*PROBLEM DESCRIPTION*
Below is a block of records; return all of them exactly, but without the images.

*DATASET CONTENT*
---+---

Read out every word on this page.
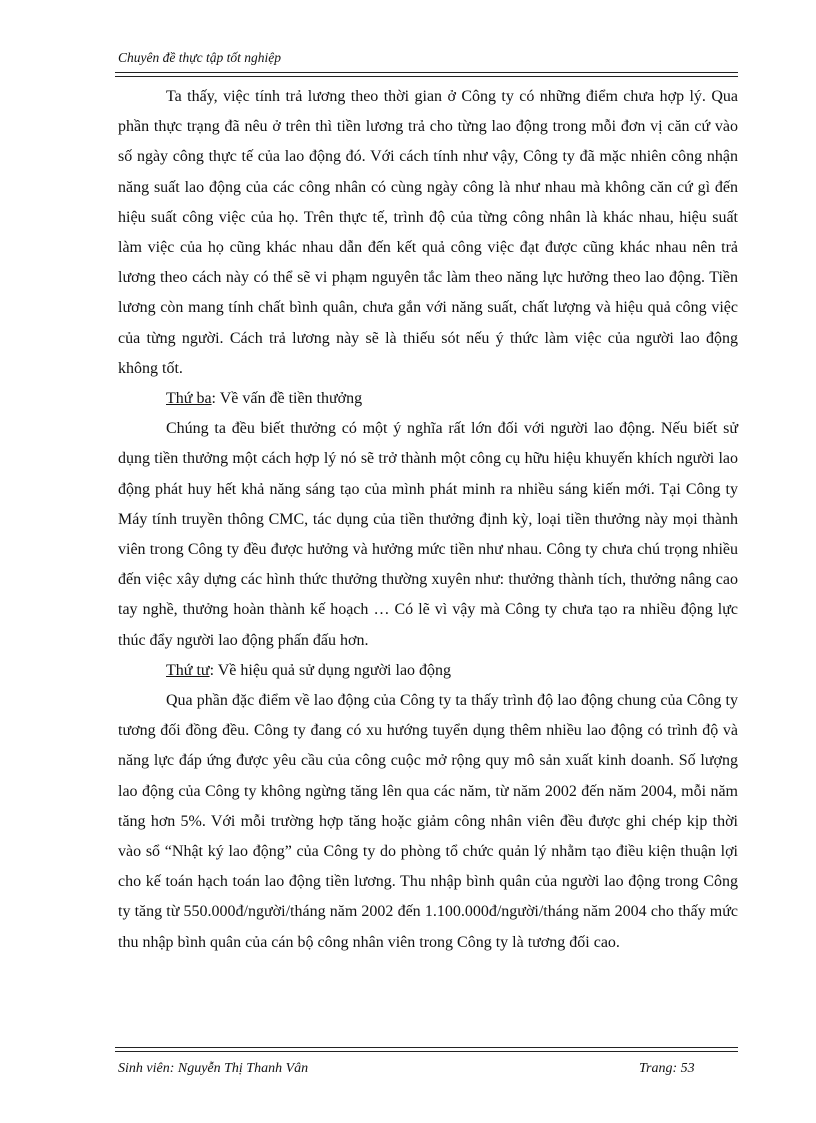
Chuyên đề thực tập tốt nghiệp

Ta thấy, việc tính trả lương theo thời gian ở Công ty có những điểm chưa hợp lý. Qua phần thực trạng đã nêu ở trên thì tiền lương trả cho từng lao động trong mỗi đơn vị căn cứ vào số ngày công thực tế của lao động đó. Với cách tính như vậy, Công ty đã mặc nhiên công nhận năng suất lao động của các công nhân có cùng ngày công là như nhau mà không căn cứ gì đến hiệu suất công việc của họ. Trên thực tế, trình độ của từng công nhân là khác nhau, hiệu suất làm việc của họ cũng khác nhau dẫn đến kết quả công việc đạt được cũng khác nhau nên trả lương theo cách này có thể sẽ vi phạm nguyên tắc làm theo năng lực hưởng theo lao động. Tiền lương còn mang tính chất bình quân, chưa gắn với năng suất, chất lượng và hiệu quả công việc của từng người. Cách trả lương này sẽ là thiếu sót nếu ý thức làm việc của người lao động không tốt.

Thứ ba: Về vấn đề tiền thưởng

Chúng ta đều biết thưởng có một ý nghĩa rất lớn đối với người lao động. Nếu biết sử dụng tiền thưởng một cách hợp lý nó sẽ trở thành một công cụ hữu hiệu khuyến khích người lao động phát huy hết khả năng sáng tạo của mình phát minh ra nhiều sáng kiến mới. Tại Công ty Máy tính truyền thông CMC, tác dụng của tiền thưởng định kỳ, loại tiền thưởng này mọi thành viên trong Công ty đều được hưởng và hưởng mức tiền như nhau. Công ty chưa chú trọng nhiều đến việc xây dựng các hình thức thưởng thường xuyên như: thưởng thành tích, thưởng nâng cao tay nghề, thưởng hoàn thành kế hoạch … Có lẽ vì vậy mà Công ty chưa tạo ra nhiều động lực thúc đẩy người lao động phấn đấu hơn.

Thứ tư: Về hiệu quả sử dụng người lao động

Qua phần đặc điểm về lao động của Công ty ta thấy trình độ lao động chung của Công ty tương đối đồng đều. Công ty đang có xu hướng tuyển dụng thêm nhiều lao động có trình độ và năng lực đáp ứng được yêu cầu của công cuộc mở rộng quy mô sản xuất kinh doanh. Số lượng lao động của Công ty không ngừng tăng lên qua các năm, từ năm 2002 đến năm 2004, mỗi năm tăng hơn 5%. Với mỗi trường hợp tăng hoặc giảm công nhân viên đều được ghi chép kịp thời vào sổ “Nhật ký lao động” của Công ty do phòng tổ chức quản lý nhằm tạo điều kiện thuận lợi cho kế toán hạch toán lao động tiền lương. Thu nhập bình quân của người lao động trong Công ty tăng từ 550.000đ/người/tháng năm 2002 đến 1.100.000đ/người/tháng năm 2004 cho thấy mức thu nhập bình quân của cán bộ công nhân viên trong Công ty là tương đối cao.

Sinh viên: Nguyễn Thị Thanh Vân	Trang: 53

---+---

*WRITTEN ANSWER*
Read out every word on this page.
Chuyên đề thực tập tốt nghiệp

Ta thấy, việc tính trả lương theo thời gian ở Công ty có những điểm chưa hợp lý. Qua phần thực trạng đã nêu ở trên thì tiền lương trả cho từng lao động trong mỗi đơn vị căn cứ vào số ngày công thực tế của lao động đó. Với cách tính như vậy, Công ty đã mặc nhiên công nhận năng suất lao động của các công nhân có cùng ngày công là như nhau mà không căn cứ gì đến hiệu suất công việc của họ. Trên thực tế, trình độ của từng công nhân là khác nhau, hiệu suất làm việc của họ cũng khác nhau dẫn đến kết quả công việc đạt được cũng khác nhau nên trả lương theo cách này có thể sẽ vi phạm nguyên tắc làm theo năng lực hưởng theo lao động. Tiền lương còn mang tính chất bình quân, chưa gắn với năng suất, chất lượng và hiệu quả công việc của từng người. Cách trả lương này sẽ là thiếu sót nếu ý thức làm việc của người lao động không tốt.

Thứ ba: Về vấn đề tiền thưởng

Chúng ta đều biết thưởng có một ý nghĩa rất lớn đối với người lao động. Nếu biết sử dụng tiền thưởng một cách hợp lý nó sẽ trở thành một công cụ hữu hiệu khuyến khích người lao động phát huy hết khả năng sáng tạo của mình phát minh ra nhiều sáng kiến mới. Tại Công ty Máy tính truyền thông CMC, tác dụng của tiền thưởng định kỳ, loại tiền thưởng này mọi thành viên trong Công ty đều được hưởng và hưởng mức tiền như nhau. Công ty chưa chú trọng nhiều đến việc xây dựng các hình thức thưởng thường xuyên như: thưởng thành tích, thưởng nâng cao tay nghề, thưởng hoàn thành kế hoạch … Có lẽ vì vậy mà Công ty chưa tạo ra nhiều động lực thúc đẩy người lao động phấn đấu hơn.

Thứ tư: Về hiệu quả sử dụng người lao động

Qua phần đặc điểm về lao động của Công ty ta thấy trình độ lao động chung của Công ty tương đối đồng đều. Công ty đang có xu hướng tuyển dụng thêm nhiều lao động có trình độ và năng lực đáp ứng được yêu cầu của công cuộc mở rộng quy mô sản xuất kinh doanh. Số lượng lao động của Công ty không ngừng tăng lên qua các năm, từ năm 2002 đến năm 2004, mỗi năm tăng hơn 5%. Với mỗi trường hợp tăng hoặc giảm công nhân viên đều được ghi chép kịp thời vào sổ “Nhật ký lao động” của Công ty do phòng tổ chức quản lý nhằm tạo điều kiện thuận lợi cho kế toán hạch toán lao động tiền lương. Thu nhập bình quân của người lao động trong Công ty tăng từ 550.000đ/người/tháng năm 2002 đến 1.100.000đ/người/tháng năm 2004 cho thấy mức thu nhập bình quân của cán bộ công nhân viên trong Công ty là tương đối cao.

Sinh viên: Nguyễn Thị Thanh Vân	Trang: 53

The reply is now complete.